WHAT IS REQUIRED » Without the pictures, give the entries below again exactly as written.

[Dataset entries]
----------

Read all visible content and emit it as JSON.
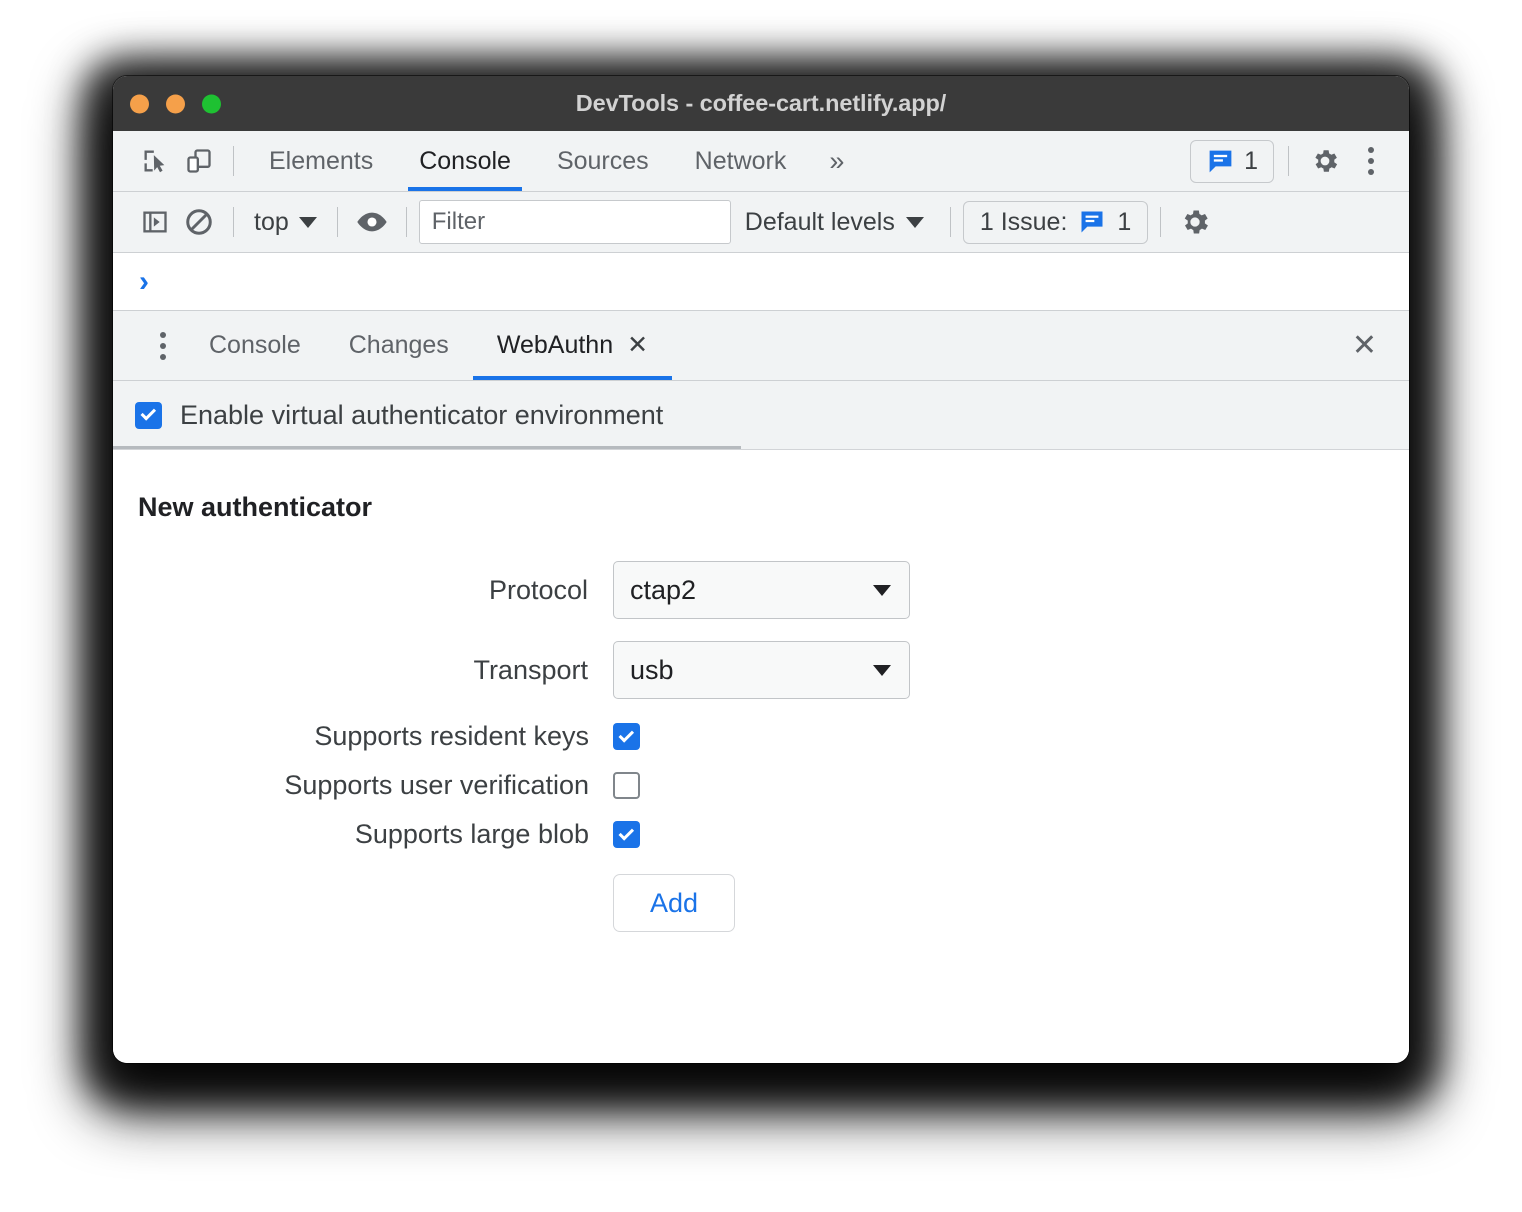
{
  "window": {
    "title": "DevTools - coffee-cart.netlify.app/",
    "traffic_lights": [
      "close",
      "minimize",
      "maximize"
    ]
  },
  "main_toolbar": {
    "inspect_icon": "inspect-element-icon",
    "device_icon": "device-toolbar-icon",
    "tabs": [
      {
        "label": "Elements",
        "active": false
      },
      {
        "label": "Console",
        "active": true
      },
      {
        "label": "Sources",
        "active": false
      },
      {
        "label": "Network",
        "active": false
      }
    ],
    "more_tabs": "»",
    "issues_badge": {
      "icon": "issues-message-icon",
      "count": "1"
    },
    "settings_icon": "gear-icon",
    "menu_icon": "more-vertical-icon"
  },
  "console_toolbar": {
    "sidebar_toggle_icon": "console-sidebar-icon",
    "clear_icon": "clear-console-icon",
    "context": "top",
    "eye_icon": "live-expression-eye-icon",
    "filter_placeholder": "Filter",
    "filter_value": "",
    "levels": "Default levels",
    "issues_button": {
      "text": "1 Issue:",
      "icon": "issues-message-icon",
      "count": "1"
    },
    "settings_icon": "gear-icon"
  },
  "console_prompt": {
    "chevron": "›"
  },
  "drawer": {
    "menu_icon": "more-vertical-icon",
    "tabs": [
      {
        "label": "Console",
        "active": false,
        "closable": false
      },
      {
        "label": "Changes",
        "active": false,
        "closable": false
      },
      {
        "label": "WebAuthn",
        "active": true,
        "closable": true,
        "close_glyph": "✕"
      }
    ],
    "close_glyph": "✕"
  },
  "webauthn": {
    "enable_label": "Enable virtual authenticator environment",
    "enable_checked": true,
    "section_title": "New authenticator",
    "fields": [
      {
        "label": "Protocol",
        "value": "ctap2"
      },
      {
        "label": "Transport",
        "value": "usb"
      }
    ],
    "options": [
      {
        "label": "Supports resident keys",
        "checked": true
      },
      {
        "label": "Supports user verification",
        "checked": false
      },
      {
        "label": "Supports large blob",
        "checked": true
      }
    ],
    "add_label": "Add"
  },
  "colors": {
    "accent": "#1a73e8",
    "toolbar_bg": "#f1f3f4",
    "titlebar_bg": "#3a3a3a",
    "text": "#3c4043"
  }
}
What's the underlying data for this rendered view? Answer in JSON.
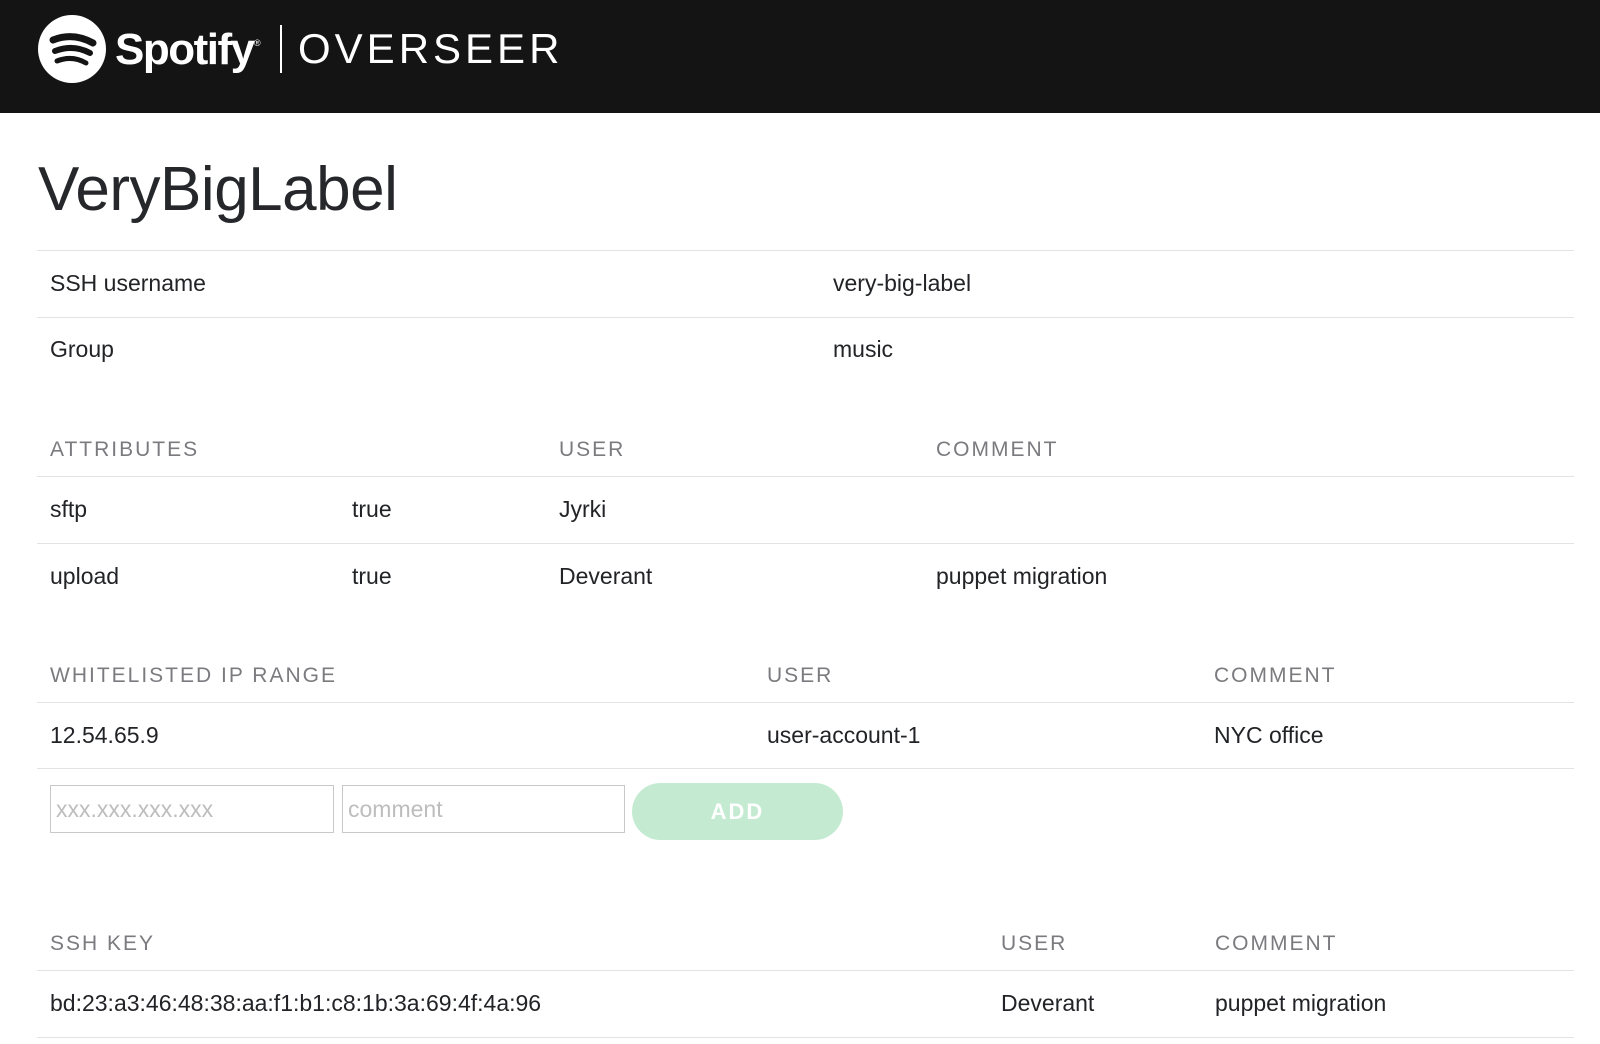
{
  "header": {
    "brand": "Spotify",
    "brand_mark": "®",
    "app_name": "OVERSEER",
    "logo_icon": "spotify-logo-icon"
  },
  "page": {
    "title": "VeryBigLabel"
  },
  "info": [
    {
      "label": "SSH username",
      "value": "very-big-label"
    },
    {
      "label": "Group",
      "value": "music"
    }
  ],
  "attributes": {
    "headers": {
      "attributes": "ATTRIBUTES",
      "user": "USER",
      "comment": "COMMENT"
    },
    "rows": [
      {
        "name": "sftp",
        "value": "true",
        "user": "Jyrki",
        "comment": ""
      },
      {
        "name": "upload",
        "value": "true",
        "user": "Deverant",
        "comment": "puppet migration"
      }
    ]
  },
  "whitelist": {
    "headers": {
      "range": "WHITELISTED IP RANGE",
      "user": "USER",
      "comment": "COMMENT"
    },
    "rows": [
      {
        "ip": "12.54.65.9",
        "user": "user-account-1",
        "comment": "NYC office"
      }
    ],
    "form": {
      "ip_placeholder": "xxx.xxx.xxx.xxx",
      "ip_value": "",
      "comment_placeholder": "comment",
      "comment_value": "",
      "add_label": "ADD"
    }
  },
  "ssh_keys": {
    "headers": {
      "key": "SSH KEY",
      "user": "USER",
      "comment": "COMMENT"
    },
    "rows": [
      {
        "key": "bd:23:a3:46:48:38:aa:f1:b1:c8:1b:3a:69:4f:4a:96",
        "user": "Deverant",
        "comment": "puppet migration"
      }
    ]
  },
  "colors": {
    "topbar": "#141414",
    "add_button": "#c4ebd1",
    "header_text": "#7b7b7f",
    "rule": "#e3e3e3"
  }
}
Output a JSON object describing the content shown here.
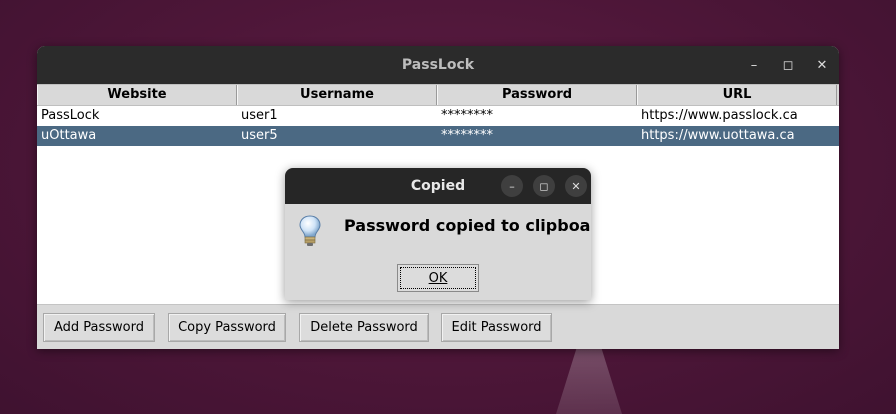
{
  "window": {
    "title": "PassLock",
    "controls": [
      "minimize-icon",
      "maximize-icon",
      "close-icon"
    ]
  },
  "table": {
    "columns": [
      "Website",
      "Username",
      "Password",
      "URL"
    ],
    "rows": [
      {
        "website": "PassLock",
        "username": "user1",
        "password": "********",
        "url": "https://www.passlock.ca",
        "selected": false
      },
      {
        "website": "uOttawa",
        "username": "user5",
        "password": "********",
        "url": "https://www.uottawa.ca",
        "selected": true
      }
    ]
  },
  "buttons": {
    "add": "Add Password",
    "copy": "Copy Password",
    "delete": "Delete Password",
    "edit": "Edit Password"
  },
  "dialog": {
    "title": "Copied",
    "message": "Password copied to clipboard!",
    "ok": "OK",
    "icon": "lightbulb-icon"
  },
  "colors": {
    "selection": "#4b6983",
    "titlebar": "#2b2b2b",
    "desktop": "#4d1638"
  }
}
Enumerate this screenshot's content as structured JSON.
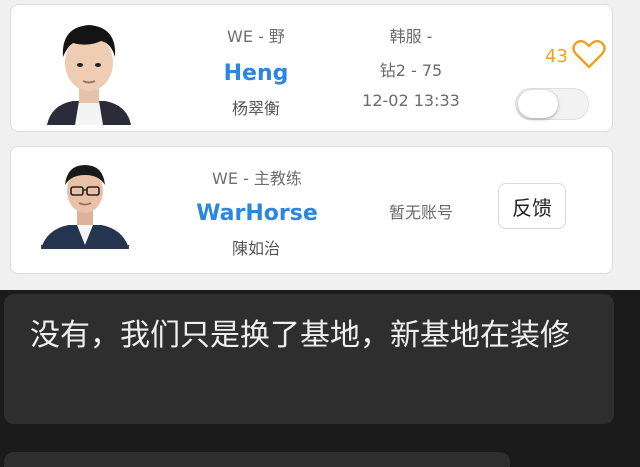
{
  "players": [
    {
      "team_role": "WE - 野",
      "player_id": "Heng",
      "real_name": "杨翠衡",
      "server": "韩服 -",
      "rank": "钻2 - 75",
      "time": "12-02 13:33",
      "likes": "43",
      "like_icon": "heart-outline-icon",
      "toggle_on": false
    },
    {
      "team_role": "WE - 主教练",
      "player_id": "WarHorse",
      "real_name": "陳如治",
      "account_status": "暂无账号",
      "feedback_label": "反馈"
    }
  ],
  "chat": {
    "message": "没有，我们只是换了基地，新基地在装修"
  },
  "colors": {
    "accent_blue": "#2a86e0",
    "like_orange": "#f0a020",
    "chat_bg": "#1b1b1b",
    "bubble_bg": "#2e2e2e"
  }
}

----------

SOLUTION BELOW »
Read all visible content and emit it as JSON.
{
  "window": {
    "title": "DevTools - coffee-cart.netlify.app/",
    "traffic_lights": [
      "close",
      "minimize",
      "maximize"
    ]
  },
  "main_toolbar": {
    "inspect_icon": "inspect-element-icon",
    "device_icon": "device-toolbar-icon",
    "tabs": [
      {
        "label": "Elements",
        "active": false
      },
      {
        "label": "Console",
        "active": true
      },
      {
        "label": "Sources",
        "active": false
      },
      {
        "label": "Network",
        "active": false
      }
    ],
    "more_tabs": "»",
    "issues_badge": {
      "icon": "issues-message-icon",
      "count": "1"
    },
    "settings_icon": "gear-icon",
    "menu_icon": "more-vertical-icon"
  },
  "console_toolbar": {
    "sidebar_toggle_icon": "console-sidebar-icon",
    "clear_icon": "clear-console-icon",
    "context": "top",
    "eye_icon": "live-expression-eye-icon",
    "filter_placeholder": "Filter",
    "filter_value": "",
    "levels": "Default levels",
    "issues_button": {
      "text": "1 Issue:",
      "icon": "issues-message-icon",
      "count": "1"
    },
    "settings_icon": "gear-icon"
  },
  "console_prompt": {
    "chevron": "›"
  },
  "drawer": {
    "menu_icon": "more-vertical-icon",
    "tabs": [
      {
        "label": "Console",
        "active": false,
        "closable": false
      },
      {
        "label": "Changes",
        "active": false,
        "closable": false
      },
      {
        "label": "WebAuthn",
        "active": true,
        "closable": true,
        "close_glyph": "✕"
      }
    ],
    "close_glyph": "✕"
  },
  "webauthn": {
    "enable_label": "Enable virtual authenticator environment",
    "enable_checked": true,
    "section_title": "New authenticator",
    "fields": [
      {
        "label": "Protocol",
        "value": "ctap2"
      },
      {
        "label": "Transport",
        "value": "usb"
      }
    ],
    "options": [
      {
        "label": "Supports resident keys",
        "checked": true
      },
      {
        "label": "Supports user verification",
        "checked": false
      },
      {
        "label": "Supports large blob",
        "checked": true
      }
    ],
    "add_label": "Add"
  },
  "colors": {
    "accent": "#1a73e8",
    "toolbar_bg": "#f1f3f4",
    "titlebar_bg": "#3a3a3a",
    "text": "#3c4043"
  }
}
What's the underlying data for this rendered view? Answer in JSON.
{
  "header": {
    "brand": "Spotify",
    "brand_mark": "®",
    "app_name": "OVERSEER",
    "logo_icon": "spotify-logo-icon"
  },
  "page": {
    "title": "VeryBigLabel"
  },
  "info": [
    {
      "label": "SSH username",
      "value": "very-big-label"
    },
    {
      "label": "Group",
      "value": "music"
    }
  ],
  "attributes": {
    "headers": {
      "attributes": "ATTRIBUTES",
      "user": "USER",
      "comment": "COMMENT"
    },
    "rows": [
      {
        "name": "sftp",
        "value": "true",
        "user": "Jyrki",
        "comment": ""
      },
      {
        "name": "upload",
        "value": "true",
        "user": "Deverant",
        "comment": "puppet migration"
      }
    ]
  },
  "whitelist": {
    "headers": {
      "range": "WHITELISTED IP RANGE",
      "user": "USER",
      "comment": "COMMENT"
    },
    "rows": [
      {
        "ip": "12.54.65.9",
        "user": "user-account-1",
        "comment": "NYC office"
      }
    ],
    "form": {
      "ip_placeholder": "xxx.xxx.xxx.xxx",
      "ip_value": "",
      "comment_placeholder": "comment",
      "comment_value": "",
      "add_label": "ADD"
    }
  },
  "ssh_keys": {
    "headers": {
      "key": "SSH KEY",
      "user": "USER",
      "comment": "COMMENT"
    },
    "rows": [
      {
        "key": "bd:23:a3:46:48:38:aa:f1:b1:c8:1b:3a:69:4f:4a:96",
        "user": "Deverant",
        "comment": "puppet migration"
      }
    ]
  },
  "colors": {
    "topbar": "#141414",
    "add_button": "#c4ebd1",
    "header_text": "#7b7b7f",
    "rule": "#e3e3e3"
  }
}
Output a JSON object describing the content shown here.
{
  "window": {
    "title": "PassLock",
    "controls": [
      "minimize-icon",
      "maximize-icon",
      "close-icon"
    ]
  },
  "table": {
    "columns": [
      "Website",
      "Username",
      "Password",
      "URL"
    ],
    "rows": [
      {
        "website": "PassLock",
        "username": "user1",
        "password": "********",
        "url": "https://www.passlock.ca",
        "selected": false
      },
      {
        "website": "uOttawa",
        "username": "user5",
        "password": "********",
        "url": "https://www.uottawa.ca",
        "selected": true
      }
    ]
  },
  "buttons": {
    "add": "Add Password",
    "copy": "Copy Password",
    "delete": "Delete Password",
    "edit": "Edit Password"
  },
  "dialog": {
    "title": "Copied",
    "message": "Password copied to clipboard!",
    "ok": "OK",
    "icon": "lightbulb-icon"
  },
  "colors": {
    "selection": "#4b6983",
    "titlebar": "#2b2b2b",
    "desktop": "#4d1638"
  }
}
Enumerate this screenshot's content as structured JSON.
{
  "players": [
    {
      "team_role": "WE - 野",
      "player_id": "Heng",
      "real_name": "杨翠衡",
      "server": "韩服 -",
      "rank": "钻2 - 75",
      "time": "12-02 13:33",
      "likes": "43",
      "like_icon": "heart-outline-icon",
      "toggle_on": false
    },
    {
      "team_role": "WE - 主教练",
      "player_id": "WarHorse",
      "real_name": "陳如治",
      "account_status": "暂无账号",
      "feedback_label": "反馈"
    }
  ],
  "chat": {
    "message": "没有，我们只是换了基地，新基地在装修"
  },
  "colors": {
    "accent_blue": "#2a86e0",
    "like_orange": "#f0a020",
    "chat_bg": "#1b1b1b",
    "bubble_bg": "#2e2e2e"
  }
}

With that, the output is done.